== Task directions ==
Reproduce all of the data exactly, with no line skipped.

[Dataset items]
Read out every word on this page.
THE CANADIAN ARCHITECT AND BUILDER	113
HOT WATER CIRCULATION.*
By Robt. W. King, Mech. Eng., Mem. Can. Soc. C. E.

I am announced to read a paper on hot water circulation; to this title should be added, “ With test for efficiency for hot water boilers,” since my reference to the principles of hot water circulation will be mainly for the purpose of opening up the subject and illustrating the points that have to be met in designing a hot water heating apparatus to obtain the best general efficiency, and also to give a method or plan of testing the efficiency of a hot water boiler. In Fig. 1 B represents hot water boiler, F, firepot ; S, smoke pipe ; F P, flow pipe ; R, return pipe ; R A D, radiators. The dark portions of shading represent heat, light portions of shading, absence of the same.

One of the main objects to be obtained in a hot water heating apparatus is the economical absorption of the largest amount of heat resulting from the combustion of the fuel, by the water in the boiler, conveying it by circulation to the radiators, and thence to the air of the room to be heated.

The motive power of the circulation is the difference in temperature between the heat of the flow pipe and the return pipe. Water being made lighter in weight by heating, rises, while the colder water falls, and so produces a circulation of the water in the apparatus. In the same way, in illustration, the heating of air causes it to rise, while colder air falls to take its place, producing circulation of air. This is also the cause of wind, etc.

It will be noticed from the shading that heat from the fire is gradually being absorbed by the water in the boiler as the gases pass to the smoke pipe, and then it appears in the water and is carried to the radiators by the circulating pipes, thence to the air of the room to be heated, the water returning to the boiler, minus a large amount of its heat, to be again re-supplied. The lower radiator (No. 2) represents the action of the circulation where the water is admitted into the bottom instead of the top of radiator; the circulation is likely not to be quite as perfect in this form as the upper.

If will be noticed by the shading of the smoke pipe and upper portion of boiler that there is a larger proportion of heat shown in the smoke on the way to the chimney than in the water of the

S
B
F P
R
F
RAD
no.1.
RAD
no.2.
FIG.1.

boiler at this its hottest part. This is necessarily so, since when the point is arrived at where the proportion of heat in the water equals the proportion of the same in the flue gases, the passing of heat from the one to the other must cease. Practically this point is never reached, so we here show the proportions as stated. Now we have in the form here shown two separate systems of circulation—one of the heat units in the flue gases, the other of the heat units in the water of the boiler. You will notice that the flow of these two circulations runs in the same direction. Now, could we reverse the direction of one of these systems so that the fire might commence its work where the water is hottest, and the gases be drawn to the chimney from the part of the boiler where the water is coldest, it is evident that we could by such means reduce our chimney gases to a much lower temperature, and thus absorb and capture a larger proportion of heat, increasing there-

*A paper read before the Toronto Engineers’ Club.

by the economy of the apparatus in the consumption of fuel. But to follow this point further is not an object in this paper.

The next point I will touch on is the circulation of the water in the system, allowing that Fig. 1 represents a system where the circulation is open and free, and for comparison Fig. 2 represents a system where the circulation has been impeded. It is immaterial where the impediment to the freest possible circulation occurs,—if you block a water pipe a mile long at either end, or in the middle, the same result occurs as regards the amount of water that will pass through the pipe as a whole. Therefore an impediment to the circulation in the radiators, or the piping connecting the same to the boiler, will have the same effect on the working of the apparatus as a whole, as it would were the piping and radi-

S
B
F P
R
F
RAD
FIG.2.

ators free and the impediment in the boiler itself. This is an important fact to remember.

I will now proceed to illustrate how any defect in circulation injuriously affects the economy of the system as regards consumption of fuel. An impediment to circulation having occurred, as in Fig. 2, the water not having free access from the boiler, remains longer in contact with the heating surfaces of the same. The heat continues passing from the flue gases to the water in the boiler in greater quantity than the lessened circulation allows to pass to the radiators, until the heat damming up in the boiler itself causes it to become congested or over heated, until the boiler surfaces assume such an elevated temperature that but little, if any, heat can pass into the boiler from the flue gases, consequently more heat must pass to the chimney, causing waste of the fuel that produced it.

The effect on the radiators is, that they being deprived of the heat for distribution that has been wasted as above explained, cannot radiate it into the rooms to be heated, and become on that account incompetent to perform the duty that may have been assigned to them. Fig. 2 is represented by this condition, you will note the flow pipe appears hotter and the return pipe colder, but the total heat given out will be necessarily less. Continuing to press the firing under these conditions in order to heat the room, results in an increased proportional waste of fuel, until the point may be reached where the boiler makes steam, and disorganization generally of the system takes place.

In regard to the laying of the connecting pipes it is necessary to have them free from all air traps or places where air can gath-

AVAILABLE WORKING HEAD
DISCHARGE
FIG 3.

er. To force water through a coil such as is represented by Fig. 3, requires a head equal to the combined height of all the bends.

== Task answer ==
Read out every word on this page.
THE CANADIAN ARCHITECT AND BUILDER	113
HOT WATER CIRCULATION.*
By Robt. W. King, Mech. Eng., Mem. Can. Soc. C. E.

I am announced to read a paper on hot water circulation; to this title should be added, “ With test for efficiency for hot water boilers,” since my reference to the principles of hot water circulation will be mainly for the purpose of opening up the subject and illustrating the points that have to be met in designing a hot water heating apparatus to obtain the best general efficiency, and also to give a method or plan of testing the efficiency of a hot water boiler. In Fig. 1 B represents hot water boiler, F, firepot ; S, smoke pipe ; F P, flow pipe ; R, return pipe ; R A D, radiators. The dark portions of shading represent heat, light portions of shading, absence of the same.

One of the main objects to be obtained in a hot water heating apparatus is the economical absorption of the largest amount of heat resulting from the combustion of the fuel, by the water in the boiler, conveying it by circulation to the radiators, and thence to the air of the room to be heated.

The motive power of the circulation is the difference in temperature between the heat of the flow pipe and the return pipe. Water being made lighter in weight by heating, rises, while the colder water falls, and so produces a circulation of the water in the apparatus. In the same way, in illustration, the heating of air causes it to rise, while colder air falls to take its place, producing circulation of air. This is also the cause of wind, etc.

It will be noticed from the shading that heat from the fire is gradually being absorbed by the water in the boiler as the gases pass to the smoke pipe, and then it appears in the water and is carried to the radiators by the circulating pipes, thence to the air of the room to be heated, the water returning to the boiler, minus a large amount of its heat, to be again re-supplied. The lower radiator (No. 2) represents the action of the circulation where the water is admitted into the bottom instead of the top of radiator; the circulation is likely not to be quite as perfect in this form as the upper.

If will be noticed by the shading of the smoke pipe and upper portion of boiler that there is a larger proportion of heat shown in the smoke on the way to the chimney than in the water of the

S
B
F P
R
F
RAD
no.1.
RAD
no.2.
FIG.1.

boiler at this its hottest part. This is necessarily so, since when the point is arrived at where the proportion of heat in the water equals the proportion of the same in the flue gases, the passing of heat from the one to the other must cease. Practically this point is never reached, so we here show the proportions as stated. Now we have in the form here shown two separate systems of circulation—one of the heat units in the flue gases, the other of the heat units in the water of the boiler. You will notice that the flow of these two circulations runs in the same direction. Now, could we reverse the direction of one of these systems so that the fire might commence its work where the water is hottest, and the gases be drawn to the chimney from the part of the boiler where the water is coldest, it is evident that we could by such means reduce our chimney gases to a much lower temperature, and thus absorb and capture a larger proportion of heat, increasing there-

*A paper read before the Toronto Engineers’ Club.

by the economy of the apparatus in the consumption of fuel. But to follow this point further is not an object in this paper.

The next point I will touch on is the circulation of the water in the system, allowing that Fig. 1 represents a system where the circulation is open and free, and for comparison Fig. 2 represents a system where the circulation has been impeded. It is immaterial where the impediment to the freest possible circulation occurs,—if you block a water pipe a mile long at either end, or in the middle, the same result occurs as regards the amount of water that will pass through the pipe as a whole. Therefore an impediment to the circulation in the radiators, or the piping connecting the same to the boiler, will have the same effect on the working of the apparatus as a whole, as it would were the piping and radi-

S
B
F P
R
F
RAD
FIG.2.

ators free and the impediment in the boiler itself. This is an important fact to remember.

I will now proceed to illustrate how any defect in circulation injuriously affects the economy of the system as regards consumption of fuel. An impediment to circulation having occurred, as in Fig. 2, the water not having free access from the boiler, remains longer in contact with the heating surfaces of the same. The heat continues passing from the flue gases to the water in the boiler in greater quantity than the lessened circulation allows to pass to the radiators, until the heat damming up in the boiler itself causes it to become congested or over heated, until the boiler surfaces assume such an elevated temperature that but little, if any, heat can pass into the boiler from the flue gases, consequently more heat must pass to the chimney, causing waste of the fuel that produced it.

The effect on the radiators is, that they being deprived of the heat for distribution that has been wasted as above explained, cannot radiate it into the rooms to be heated, and become on that account incompetent to perform the duty that may have been assigned to them. Fig. 2 is represented by this condition, you will note the flow pipe appears hotter and the return pipe colder, but the total heat given out will be necessarily less. Continuing to press the firing under these conditions in order to heat the room, results in an increased proportional waste of fuel, until the point may be reached where the boiler makes steam, and disorganization generally of the system takes place.

In regard to the laying of the connecting pipes it is necessary to have them free from all air traps or places where air can gath-

AVAILABLE WORKING HEAD
DISCHARGE
FIG 3.

er. To force water through a coil such as is represented by Fig. 3, requires a head equal to the combined height of all the bends.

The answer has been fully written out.